- DIRECTIVE -
In this exercise, return the whole listing exactly, excluding any images.

- DATASET RECORDS -
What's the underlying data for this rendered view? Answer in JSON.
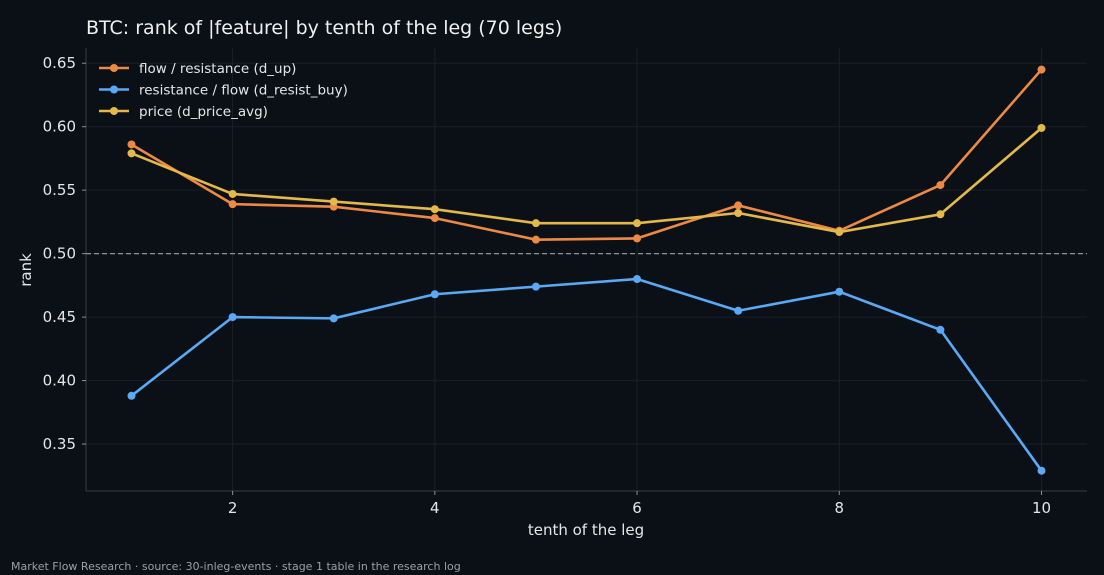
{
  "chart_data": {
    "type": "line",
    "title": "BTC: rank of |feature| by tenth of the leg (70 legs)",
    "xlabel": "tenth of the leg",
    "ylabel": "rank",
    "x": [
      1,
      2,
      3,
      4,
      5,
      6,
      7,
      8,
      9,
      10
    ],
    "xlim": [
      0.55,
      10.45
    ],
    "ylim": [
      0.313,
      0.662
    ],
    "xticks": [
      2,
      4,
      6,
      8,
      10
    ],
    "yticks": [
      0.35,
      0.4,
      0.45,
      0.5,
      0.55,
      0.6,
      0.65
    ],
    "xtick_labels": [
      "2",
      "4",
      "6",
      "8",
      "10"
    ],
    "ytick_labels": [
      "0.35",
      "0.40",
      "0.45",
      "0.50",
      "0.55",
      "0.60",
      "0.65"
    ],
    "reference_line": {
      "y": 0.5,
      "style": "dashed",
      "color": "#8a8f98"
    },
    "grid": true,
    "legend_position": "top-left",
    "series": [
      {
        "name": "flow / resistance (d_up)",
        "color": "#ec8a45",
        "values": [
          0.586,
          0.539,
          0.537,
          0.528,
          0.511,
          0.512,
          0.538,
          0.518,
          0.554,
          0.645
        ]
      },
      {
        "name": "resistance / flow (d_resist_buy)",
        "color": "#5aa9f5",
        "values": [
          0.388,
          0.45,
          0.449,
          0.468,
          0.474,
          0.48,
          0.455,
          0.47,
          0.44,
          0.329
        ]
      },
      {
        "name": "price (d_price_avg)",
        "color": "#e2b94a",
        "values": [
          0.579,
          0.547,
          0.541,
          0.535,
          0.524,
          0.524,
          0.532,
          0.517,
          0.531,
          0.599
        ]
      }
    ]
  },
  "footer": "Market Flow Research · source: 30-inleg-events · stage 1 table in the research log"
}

- RESULT -
What's the underlying data for this rendered view? Answer in JSON.
{
  "chart_data": {
    "type": "line",
    "title": "BTC: rank of |feature| by tenth of the leg (70 legs)",
    "xlabel": "tenth of the leg",
    "ylabel": "rank",
    "x": [
      1,
      2,
      3,
      4,
      5,
      6,
      7,
      8,
      9,
      10
    ],
    "xlim": [
      0.55,
      10.45
    ],
    "ylim": [
      0.313,
      0.662
    ],
    "xticks": [
      2,
      4,
      6,
      8,
      10
    ],
    "yticks": [
      0.35,
      0.4,
      0.45,
      0.5,
      0.55,
      0.6,
      0.65
    ],
    "xtick_labels": [
      "2",
      "4",
      "6",
      "8",
      "10"
    ],
    "ytick_labels": [
      "0.35",
      "0.40",
      "0.45",
      "0.50",
      "0.55",
      "0.60",
      "0.65"
    ],
    "reference_line": {
      "y": 0.5,
      "style": "dashed",
      "color": "#8a8f98"
    },
    "grid": true,
    "legend_position": "top-left",
    "series": [
      {
        "name": "flow / resistance (d_up)",
        "color": "#ec8a45",
        "values": [
          0.586,
          0.539,
          0.537,
          0.528,
          0.511,
          0.512,
          0.538,
          0.518,
          0.554,
          0.645
        ]
      },
      {
        "name": "resistance / flow (d_resist_buy)",
        "color": "#5aa9f5",
        "values": [
          0.388,
          0.45,
          0.449,
          0.468,
          0.474,
          0.48,
          0.455,
          0.47,
          0.44,
          0.329
        ]
      },
      {
        "name": "price (d_price_avg)",
        "color": "#e2b94a",
        "values": [
          0.579,
          0.547,
          0.541,
          0.535,
          0.524,
          0.524,
          0.532,
          0.517,
          0.531,
          0.599
        ]
      }
    ]
  },
  "footer": "Market Flow Research · source: 30-inleg-events · stage 1 table in the research log"
}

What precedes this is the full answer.